### Provided data

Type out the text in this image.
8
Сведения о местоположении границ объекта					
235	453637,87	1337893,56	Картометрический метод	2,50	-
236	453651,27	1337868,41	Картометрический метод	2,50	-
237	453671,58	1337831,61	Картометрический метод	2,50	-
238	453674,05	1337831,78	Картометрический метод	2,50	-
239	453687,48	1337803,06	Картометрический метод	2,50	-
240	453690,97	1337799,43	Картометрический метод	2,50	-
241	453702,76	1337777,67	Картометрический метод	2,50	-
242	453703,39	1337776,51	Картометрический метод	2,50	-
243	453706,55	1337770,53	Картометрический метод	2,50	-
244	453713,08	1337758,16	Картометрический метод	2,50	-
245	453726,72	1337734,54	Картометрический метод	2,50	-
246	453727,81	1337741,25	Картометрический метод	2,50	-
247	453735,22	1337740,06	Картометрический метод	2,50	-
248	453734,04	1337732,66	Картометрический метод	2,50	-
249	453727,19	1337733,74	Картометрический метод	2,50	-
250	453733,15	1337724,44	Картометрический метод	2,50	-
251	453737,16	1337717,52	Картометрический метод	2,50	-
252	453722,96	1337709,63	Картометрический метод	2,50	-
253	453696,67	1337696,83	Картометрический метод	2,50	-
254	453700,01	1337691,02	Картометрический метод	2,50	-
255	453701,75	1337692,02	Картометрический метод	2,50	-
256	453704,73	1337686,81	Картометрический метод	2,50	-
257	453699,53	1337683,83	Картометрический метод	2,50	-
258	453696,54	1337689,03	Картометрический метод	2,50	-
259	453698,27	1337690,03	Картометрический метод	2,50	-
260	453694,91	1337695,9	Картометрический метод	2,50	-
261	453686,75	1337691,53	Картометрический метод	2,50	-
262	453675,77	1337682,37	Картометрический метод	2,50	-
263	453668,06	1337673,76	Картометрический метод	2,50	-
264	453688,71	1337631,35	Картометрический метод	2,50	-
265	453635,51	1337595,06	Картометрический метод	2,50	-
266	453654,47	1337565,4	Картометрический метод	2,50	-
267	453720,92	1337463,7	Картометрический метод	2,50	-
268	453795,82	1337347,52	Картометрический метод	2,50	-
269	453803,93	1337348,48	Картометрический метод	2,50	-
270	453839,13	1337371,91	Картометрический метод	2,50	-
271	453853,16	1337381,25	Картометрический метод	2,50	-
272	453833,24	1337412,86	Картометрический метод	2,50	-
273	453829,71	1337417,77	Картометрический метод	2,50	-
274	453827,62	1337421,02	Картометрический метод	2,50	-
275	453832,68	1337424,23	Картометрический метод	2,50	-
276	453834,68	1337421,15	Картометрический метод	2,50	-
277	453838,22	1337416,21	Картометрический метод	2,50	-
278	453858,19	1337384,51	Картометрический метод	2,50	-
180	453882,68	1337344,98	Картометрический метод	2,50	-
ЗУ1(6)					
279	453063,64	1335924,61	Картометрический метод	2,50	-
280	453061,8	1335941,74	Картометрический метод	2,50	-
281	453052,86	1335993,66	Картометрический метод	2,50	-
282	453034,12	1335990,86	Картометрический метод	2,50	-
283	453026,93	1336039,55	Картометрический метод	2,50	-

### Work to do
Every line above should be printed again exactly as it stands.

### Response
Type out the text in this image.
8
Сведения о местоположении границ объекта					
235	453637,87	1337893,56	Картометрический метод	2,50	-
236	453651,27	1337868,41	Картометрический метод	2,50	-
237	453671,58	1337831,61	Картометрический метод	2,50	-
238	453674,05	1337831,78	Картометрический метод	2,50	-
239	453687,48	1337803,06	Картометрический метод	2,50	-
240	453690,97	1337799,43	Картометрический метод	2,50	-
241	453702,76	1337777,67	Картометрический метод	2,50	-
242	453703,39	1337776,51	Картометрический метод	2,50	-
243	453706,55	1337770,53	Картометрический метод	2,50	-
244	453713,08	1337758,16	Картометрический метод	2,50	-
245	453726,72	1337734,54	Картометрический метод	2,50	-
246	453727,81	1337741,25	Картометрический метод	2,50	-
247	453735,22	1337740,06	Картометрический метод	2,50	-
248	453734,04	1337732,66	Картометрический метод	2,50	-
249	453727,19	1337733,74	Картометрический метод	2,50	-
250	453733,15	1337724,44	Картометрический метод	2,50	-
251	453737,16	1337717,52	Картометрический метод	2,50	-
252	453722,96	1337709,63	Картометрический метод	2,50	-
253	453696,67	1337696,83	Картометрический метод	2,50	-
254	453700,01	1337691,02	Картометрический метод	2,50	-
255	453701,75	1337692,02	Картометрический метод	2,50	-
256	453704,73	1337686,81	Картометрический метод	2,50	-
257	453699,53	1337683,83	Картометрический метод	2,50	-
258	453696,54	1337689,03	Картометрический метод	2,50	-
259	453698,27	1337690,03	Картометрический метод	2,50	-
260	453694,91	1337695,9	Картометрический метод	2,50	-
261	453686,75	1337691,53	Картометрический метод	2,50	-
262	453675,77	1337682,37	Картометрический метод	2,50	-
263	453668,06	1337673,76	Картометрический метод	2,50	-
264	453688,71	1337631,35	Картометрический метод	2,50	-
265	453635,51	1337595,06	Картометрический метод	2,50	-
266	453654,47	1337565,4	Картометрический метод	2,50	-
267	453720,92	1337463,7	Картометрический метод	2,50	-
268	453795,82	1337347,52	Картометрический метод	2,50	-
269	453803,93	1337348,48	Картометрический метод	2,50	-
270	453839,13	1337371,91	Картометрический метод	2,50	-
271	453853,16	1337381,25	Картометрический метод	2,50	-
272	453833,24	1337412,86	Картометрический метод	2,50	-
273	453829,71	1337417,77	Картометрический метод	2,50	-
274	453827,62	1337421,02	Картометрический метод	2,50	-
275	453832,68	1337424,23	Картометрический метод	2,50	-
276	453834,68	1337421,15	Картометрический метод	2,50	-
277	453838,22	1337416,21	Картометрический метод	2,50	-
278	453858,19	1337384,51	Картометрический метод	2,50	-
180	453882,68	1337344,98	Картометрический метод	2,50	-
ЗУ1(6)					
279	453063,64	1335924,61	Картометрический метод	2,50	-
280	453061,8	1335941,74	Картометрический метод	2,50	-
281	453052,86	1335993,66	Картометрический метод	2,50	-
282	453034,12	1335990,86	Картометрический метод	2,50	-
283	453026,93	1336039,55	Картометрический метод	2,50	-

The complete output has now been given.